▶ _Work to be completed_
Copy the following lines exactly as they are, keeping every one.

[Layout records]
☆ ☆ ☆ ☆
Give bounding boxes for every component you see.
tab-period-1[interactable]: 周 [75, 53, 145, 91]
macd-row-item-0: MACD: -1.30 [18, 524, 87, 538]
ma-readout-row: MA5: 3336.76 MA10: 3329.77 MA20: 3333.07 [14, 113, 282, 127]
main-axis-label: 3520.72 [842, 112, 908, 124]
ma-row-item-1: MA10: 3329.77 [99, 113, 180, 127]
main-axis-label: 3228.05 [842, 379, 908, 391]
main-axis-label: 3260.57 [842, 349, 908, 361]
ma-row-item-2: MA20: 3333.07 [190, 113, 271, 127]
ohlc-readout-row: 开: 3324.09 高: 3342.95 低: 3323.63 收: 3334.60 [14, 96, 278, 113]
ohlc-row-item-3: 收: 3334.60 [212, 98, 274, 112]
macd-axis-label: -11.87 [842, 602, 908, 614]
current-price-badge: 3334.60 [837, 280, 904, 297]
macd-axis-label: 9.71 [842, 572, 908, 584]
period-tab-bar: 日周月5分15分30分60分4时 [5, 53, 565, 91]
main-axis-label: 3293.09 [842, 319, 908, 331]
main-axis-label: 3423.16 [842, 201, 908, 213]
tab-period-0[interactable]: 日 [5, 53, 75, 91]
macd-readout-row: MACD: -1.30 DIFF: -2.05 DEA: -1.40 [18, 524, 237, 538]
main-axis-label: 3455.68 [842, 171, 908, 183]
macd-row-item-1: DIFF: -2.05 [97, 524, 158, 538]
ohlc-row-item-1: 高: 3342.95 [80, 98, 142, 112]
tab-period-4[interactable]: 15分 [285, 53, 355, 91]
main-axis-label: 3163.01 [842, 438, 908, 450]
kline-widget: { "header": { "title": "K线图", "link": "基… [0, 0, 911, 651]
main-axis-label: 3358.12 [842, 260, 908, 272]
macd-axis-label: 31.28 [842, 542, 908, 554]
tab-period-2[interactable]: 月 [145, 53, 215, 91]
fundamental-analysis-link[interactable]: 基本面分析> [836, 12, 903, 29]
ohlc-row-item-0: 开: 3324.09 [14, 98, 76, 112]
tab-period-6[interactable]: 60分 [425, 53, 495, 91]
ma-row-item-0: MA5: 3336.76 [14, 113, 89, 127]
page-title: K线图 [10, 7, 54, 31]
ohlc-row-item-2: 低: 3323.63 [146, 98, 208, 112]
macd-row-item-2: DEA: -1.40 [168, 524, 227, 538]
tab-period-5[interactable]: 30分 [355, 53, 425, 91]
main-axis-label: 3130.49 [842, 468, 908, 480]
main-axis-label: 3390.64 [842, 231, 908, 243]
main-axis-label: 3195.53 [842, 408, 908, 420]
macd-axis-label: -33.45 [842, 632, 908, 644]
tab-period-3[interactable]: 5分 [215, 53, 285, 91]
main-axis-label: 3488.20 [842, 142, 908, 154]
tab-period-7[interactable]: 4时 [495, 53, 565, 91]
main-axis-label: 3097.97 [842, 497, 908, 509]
☆ ☆ ☆ ☆
▶ _Output of the task_
Give bounding boxes for every component you see.
tab-period-1[interactable]: 周 [75, 53, 145, 91]
macd-row-item-0: MACD: -1.30 [18, 524, 87, 538]
ma-readout-row: MA5: 3336.76 MA10: 3329.77 MA20: 3333.07 [14, 113, 282, 127]
main-axis-label: 3520.72 [842, 112, 908, 124]
ma-row-item-1: MA10: 3329.77 [99, 113, 180, 127]
main-axis-label: 3228.05 [842, 379, 908, 391]
main-axis-label: 3260.57 [842, 349, 908, 361]
ma-row-item-2: MA20: 3333.07 [190, 113, 271, 127]
ohlc-readout-row: 开: 3324.09 高: 3342.95 低: 3323.63 收: 3334.60 [14, 96, 278, 113]
ohlc-row-item-3: 收: 3334.60 [212, 98, 274, 112]
macd-axis-label: -11.87 [842, 602, 908, 614]
current-price-badge: 3334.60 [837, 280, 904, 297]
macd-axis-label: 9.71 [842, 572, 908, 584]
period-tab-bar: 日周月5分15分30分60分4时 [5, 53, 565, 91]
main-axis-label: 3293.09 [842, 319, 908, 331]
main-axis-label: 3423.16 [842, 201, 908, 213]
tab-period-0[interactable]: 日 [5, 53, 75, 91]
macd-readout-row: MACD: -1.30 DIFF: -2.05 DEA: -1.40 [18, 524, 237, 538]
main-axis-label: 3455.68 [842, 171, 908, 183]
macd-row-item-1: DIFF: -2.05 [97, 524, 158, 538]
ohlc-row-item-1: 高: 3342.95 [80, 98, 142, 112]
tab-period-4[interactable]: 15分 [285, 53, 355, 91]
main-axis-label: 3163.01 [842, 438, 908, 450]
kline-widget: { "header": { "title": "K线图", "link": "基… [0, 0, 911, 651]
main-axis-label: 3358.12 [842, 260, 908, 272]
macd-axis-label: 31.28 [842, 542, 908, 554]
tab-period-2[interactable]: 月 [145, 53, 215, 91]
fundamental-analysis-link[interactable]: 基本面分析> [836, 12, 903, 29]
ohlc-row-item-0: 开: 3324.09 [14, 98, 76, 112]
tab-period-6[interactable]: 60分 [425, 53, 495, 91]
ma-row-item-0: MA5: 3336.76 [14, 113, 89, 127]
page-title: K线图 [10, 7, 54, 31]
ohlc-row-item-2: 低: 3323.63 [146, 98, 208, 112]
macd-row-item-2: DEA: -1.40 [168, 524, 227, 538]
tab-period-5[interactable]: 30分 [355, 53, 425, 91]
main-axis-label: 3130.49 [842, 468, 908, 480]
main-axis-label: 3390.64 [842, 231, 908, 243]
main-axis-label: 3195.53 [842, 408, 908, 420]
macd-axis-label: -33.45 [842, 632, 908, 644]
tab-period-3[interactable]: 5分 [215, 53, 285, 91]
main-axis-label: 3488.20 [842, 142, 908, 154]
tab-period-7[interactable]: 4时 [495, 53, 565, 91]
main-axis-label: 3097.97 [842, 497, 908, 509]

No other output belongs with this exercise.